WORK REQUIRED —
Will you transcribe the entries that follow, exactly and in full?

Records from a data collection:
==============================

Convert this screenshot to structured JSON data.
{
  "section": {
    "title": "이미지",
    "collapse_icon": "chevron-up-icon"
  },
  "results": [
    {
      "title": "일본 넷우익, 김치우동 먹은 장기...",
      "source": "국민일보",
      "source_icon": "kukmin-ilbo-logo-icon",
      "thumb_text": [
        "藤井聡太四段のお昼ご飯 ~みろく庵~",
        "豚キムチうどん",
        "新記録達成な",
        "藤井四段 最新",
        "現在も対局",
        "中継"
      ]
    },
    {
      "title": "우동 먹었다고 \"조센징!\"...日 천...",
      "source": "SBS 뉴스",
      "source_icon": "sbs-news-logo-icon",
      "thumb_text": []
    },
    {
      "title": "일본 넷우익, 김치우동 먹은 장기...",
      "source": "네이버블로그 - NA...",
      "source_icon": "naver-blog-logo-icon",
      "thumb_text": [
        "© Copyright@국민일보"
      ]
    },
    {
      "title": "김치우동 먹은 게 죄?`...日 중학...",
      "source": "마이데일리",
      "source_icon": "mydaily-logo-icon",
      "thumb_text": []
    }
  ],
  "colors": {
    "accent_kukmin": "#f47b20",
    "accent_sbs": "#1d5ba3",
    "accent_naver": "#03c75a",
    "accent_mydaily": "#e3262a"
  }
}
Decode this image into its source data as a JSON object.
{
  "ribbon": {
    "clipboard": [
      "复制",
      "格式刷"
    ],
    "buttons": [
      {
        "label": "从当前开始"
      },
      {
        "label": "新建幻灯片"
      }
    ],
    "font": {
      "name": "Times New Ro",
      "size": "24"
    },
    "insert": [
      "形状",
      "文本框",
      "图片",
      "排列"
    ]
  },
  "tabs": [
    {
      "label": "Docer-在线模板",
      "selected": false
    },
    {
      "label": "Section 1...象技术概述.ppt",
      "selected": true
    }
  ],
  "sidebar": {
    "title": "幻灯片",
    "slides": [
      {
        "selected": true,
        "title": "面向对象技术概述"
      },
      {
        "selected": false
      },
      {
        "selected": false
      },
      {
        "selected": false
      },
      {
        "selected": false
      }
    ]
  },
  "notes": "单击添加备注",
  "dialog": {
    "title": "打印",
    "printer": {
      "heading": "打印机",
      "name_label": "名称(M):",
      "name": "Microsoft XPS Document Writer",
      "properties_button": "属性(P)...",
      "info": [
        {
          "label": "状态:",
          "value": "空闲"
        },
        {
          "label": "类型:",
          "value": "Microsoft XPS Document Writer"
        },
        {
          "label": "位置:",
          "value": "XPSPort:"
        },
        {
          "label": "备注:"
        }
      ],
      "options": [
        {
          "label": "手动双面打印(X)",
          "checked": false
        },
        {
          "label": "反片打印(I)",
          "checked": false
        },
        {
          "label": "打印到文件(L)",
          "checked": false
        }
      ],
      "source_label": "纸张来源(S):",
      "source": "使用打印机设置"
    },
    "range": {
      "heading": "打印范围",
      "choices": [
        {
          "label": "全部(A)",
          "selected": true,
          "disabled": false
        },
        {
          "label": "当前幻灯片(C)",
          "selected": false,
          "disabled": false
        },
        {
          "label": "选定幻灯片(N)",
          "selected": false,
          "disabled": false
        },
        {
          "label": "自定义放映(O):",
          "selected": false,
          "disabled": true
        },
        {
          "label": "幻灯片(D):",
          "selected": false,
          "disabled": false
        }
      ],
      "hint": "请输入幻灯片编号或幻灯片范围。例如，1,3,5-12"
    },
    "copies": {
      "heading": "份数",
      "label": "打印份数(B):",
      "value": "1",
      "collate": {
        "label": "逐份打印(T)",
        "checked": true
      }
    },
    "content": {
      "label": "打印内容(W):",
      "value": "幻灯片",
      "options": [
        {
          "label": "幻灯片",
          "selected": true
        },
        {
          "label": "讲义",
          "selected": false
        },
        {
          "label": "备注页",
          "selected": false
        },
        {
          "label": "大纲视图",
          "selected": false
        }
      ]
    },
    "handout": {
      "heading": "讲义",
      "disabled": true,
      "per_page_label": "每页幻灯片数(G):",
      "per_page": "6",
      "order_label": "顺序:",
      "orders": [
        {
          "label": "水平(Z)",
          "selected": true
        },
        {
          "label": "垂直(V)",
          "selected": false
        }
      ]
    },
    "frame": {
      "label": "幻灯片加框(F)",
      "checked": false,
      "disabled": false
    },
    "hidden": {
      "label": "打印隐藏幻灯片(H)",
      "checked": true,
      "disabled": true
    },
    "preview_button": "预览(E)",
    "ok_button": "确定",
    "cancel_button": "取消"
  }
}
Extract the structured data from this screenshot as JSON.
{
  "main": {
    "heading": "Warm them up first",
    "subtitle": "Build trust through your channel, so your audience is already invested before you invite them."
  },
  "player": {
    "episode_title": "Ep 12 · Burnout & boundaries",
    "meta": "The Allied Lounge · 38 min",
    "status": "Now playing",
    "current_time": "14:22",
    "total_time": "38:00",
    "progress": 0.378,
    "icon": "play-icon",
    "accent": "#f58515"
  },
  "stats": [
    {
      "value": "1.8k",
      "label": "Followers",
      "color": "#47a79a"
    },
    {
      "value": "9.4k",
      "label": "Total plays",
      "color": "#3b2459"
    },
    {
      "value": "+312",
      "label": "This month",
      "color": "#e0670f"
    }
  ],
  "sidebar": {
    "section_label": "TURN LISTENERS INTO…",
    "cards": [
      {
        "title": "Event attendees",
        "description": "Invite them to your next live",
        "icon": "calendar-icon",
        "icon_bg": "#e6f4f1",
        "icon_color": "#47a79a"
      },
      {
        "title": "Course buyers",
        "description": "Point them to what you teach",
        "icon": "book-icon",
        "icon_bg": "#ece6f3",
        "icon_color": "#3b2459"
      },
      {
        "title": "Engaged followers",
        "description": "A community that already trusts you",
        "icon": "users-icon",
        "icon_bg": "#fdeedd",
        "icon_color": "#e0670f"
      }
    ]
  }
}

==============================

PROBLEM SOLUTION —
Convert this screenshot to structured JSON data.
{
  "section": {
    "title": "이미지",
    "collapse_icon": "chevron-up-icon"
  },
  "results": [
    {
      "title": "일본 넷우익, 김치우동 먹은 장기...",
      "source": "국민일보",
      "source_icon": "kukmin-ilbo-logo-icon",
      "thumb_text": [
        "藤井聡太四段のお昼ご飯 ~みろく庵~",
        "豚キムチうどん",
        "新記録達成な",
        "藤井四段 最新",
        "現在も対局",
        "中継"
      ]
    },
    {
      "title": "우동 먹었다고 \"조센징!\"...日 천...",
      "source": "SBS 뉴스",
      "source_icon": "sbs-news-logo-icon",
      "thumb_text": []
    },
    {
      "title": "일본 넷우익, 김치우동 먹은 장기...",
      "source": "네이버블로그 - NA...",
      "source_icon": "naver-blog-logo-icon",
      "thumb_text": [
        "© Copyright@국민일보"
      ]
    },
    {
      "title": "김치우동 먹은 게 죄?`...日 중학...",
      "source": "마이데일리",
      "source_icon": "mydaily-logo-icon",
      "thumb_text": []
    }
  ],
  "colors": {
    "accent_kukmin": "#f47b20",
    "accent_sbs": "#1d5ba3",
    "accent_naver": "#03c75a",
    "accent_mydaily": "#e3262a"
  }
}
Decode this image into its source data as a JSON object.
{
  "ribbon": {
    "clipboard": [
      "复制",
      "格式刷"
    ],
    "buttons": [
      {
        "label": "从当前开始"
      },
      {
        "label": "新建幻灯片"
      }
    ],
    "font": {
      "name": "Times New Ro",
      "size": "24"
    },
    "insert": [
      "形状",
      "文本框",
      "图片",
      "排列"
    ]
  },
  "tabs": [
    {
      "label": "Docer-在线模板",
      "selected": false
    },
    {
      "label": "Section 1...象技术概述.ppt",
      "selected": true
    }
  ],
  "sidebar": {
    "title": "幻灯片",
    "slides": [
      {
        "selected": true,
        "title": "面向对象技术概述"
      },
      {
        "selected": false
      },
      {
        "selected": false
      },
      {
        "selected": false
      },
      {
        "selected": false
      }
    ]
  },
  "notes": "单击添加备注",
  "dialog": {
    "title": "打印",
    "printer": {
      "heading": "打印机",
      "name_label": "名称(M):",
      "name": "Microsoft XPS Document Writer",
      "properties_button": "属性(P)...",
      "info": [
        {
          "label": "状态:",
          "value": "空闲"
        },
        {
          "label": "类型:",
          "value": "Microsoft XPS Document Writer"
        },
        {
          "label": "位置:",
          "value": "XPSPort:"
        },
        {
          "label": "备注:"
        }
      ],
      "options": [
        {
          "label": "手动双面打印(X)",
          "checked": false
        },
        {
          "label": "反片打印(I)",
          "checked": false
        },
        {
          "label": "打印到文件(L)",
          "checked": false
        }
      ],
      "source_label": "纸张来源(S):",
      "source": "使用打印机设置"
    },
    "range": {
      "heading": "打印范围",
      "choices": [
        {
          "label": "全部(A)",
          "selected": true,
          "disabled": false
        },
        {
          "label": "当前幻灯片(C)",
          "selected": false,
          "disabled": false
        },
        {
          "label": "选定幻灯片(N)",
          "selected": false,
          "disabled": false
        },
        {
          "label": "自定义放映(O):",
          "selected": false,
          "disabled": true
        },
        {
          "label": "幻灯片(D):",
          "selected": false,
          "disabled": false
        }
      ],
      "hint": "请输入幻灯片编号或幻灯片范围。例如，1,3,5-12"
    },
    "copies": {
      "heading": "份数",
      "label": "打印份数(B):",
      "value": "1",
      "collate": {
        "label": "逐份打印(T)",
        "checked": true
      }
    },
    "content": {
      "label": "打印内容(W):",
      "value": "幻灯片",
      "options": [
        {
          "label": "幻灯片",
          "selected": true
        },
        {
          "label": "讲义",
          "selected": false
        },
        {
          "label": "备注页",
          "selected": false
        },
        {
          "label": "大纲视图",
          "selected": false
        }
      ]
    },
    "handout": {
      "heading": "讲义",
      "disabled": true,
      "per_page_label": "每页幻灯片数(G):",
      "per_page": "6",
      "order_label": "顺序:",
      "orders": [
        {
          "label": "水平(Z)",
          "selected": true
        },
        {
          "label": "垂直(V)",
          "selected": false
        }
      ]
    },
    "frame": {
      "label": "幻灯片加框(F)",
      "checked": false,
      "disabled": false
    },
    "hidden": {
      "label": "打印隐藏幻灯片(H)",
      "checked": true,
      "disabled": true
    },
    "preview_button": "预览(E)",
    "ok_button": "确定",
    "cancel_button": "取消"
  }
}
Extract the structured data from this screenshot as JSON.
{
  "main": {
    "heading": "Warm them up first",
    "subtitle": "Build trust through your channel, so your audience is already invested before you invite them."
  },
  "player": {
    "episode_title": "Ep 12 · Burnout & boundaries",
    "meta": "The Allied Lounge · 38 min",
    "status": "Now playing",
    "current_time": "14:22",
    "total_time": "38:00",
    "progress": 0.378,
    "icon": "play-icon",
    "accent": "#f58515"
  },
  "stats": [
    {
      "value": "1.8k",
      "label": "Followers",
      "color": "#47a79a"
    },
    {
      "value": "9.4k",
      "label": "Total plays",
      "color": "#3b2459"
    },
    {
      "value": "+312",
      "label": "This month",
      "color": "#e0670f"
    }
  ],
  "sidebar": {
    "section_label": "TURN LISTENERS INTO…",
    "cards": [
      {
        "title": "Event attendees",
        "description": "Invite them to your next live",
        "icon": "calendar-icon",
        "icon_bg": "#e6f4f1",
        "icon_color": "#47a79a"
      },
      {
        "title": "Course buyers",
        "description": "Point them to what you teach",
        "icon": "book-icon",
        "icon_bg": "#ece6f3",
        "icon_color": "#3b2459"
      },
      {
        "title": "Engaged followers",
        "description": "A community that already trusts you",
        "icon": "users-icon",
        "icon_bg": "#fdeedd",
        "icon_color": "#e0670f"
      }
    ]
  }
}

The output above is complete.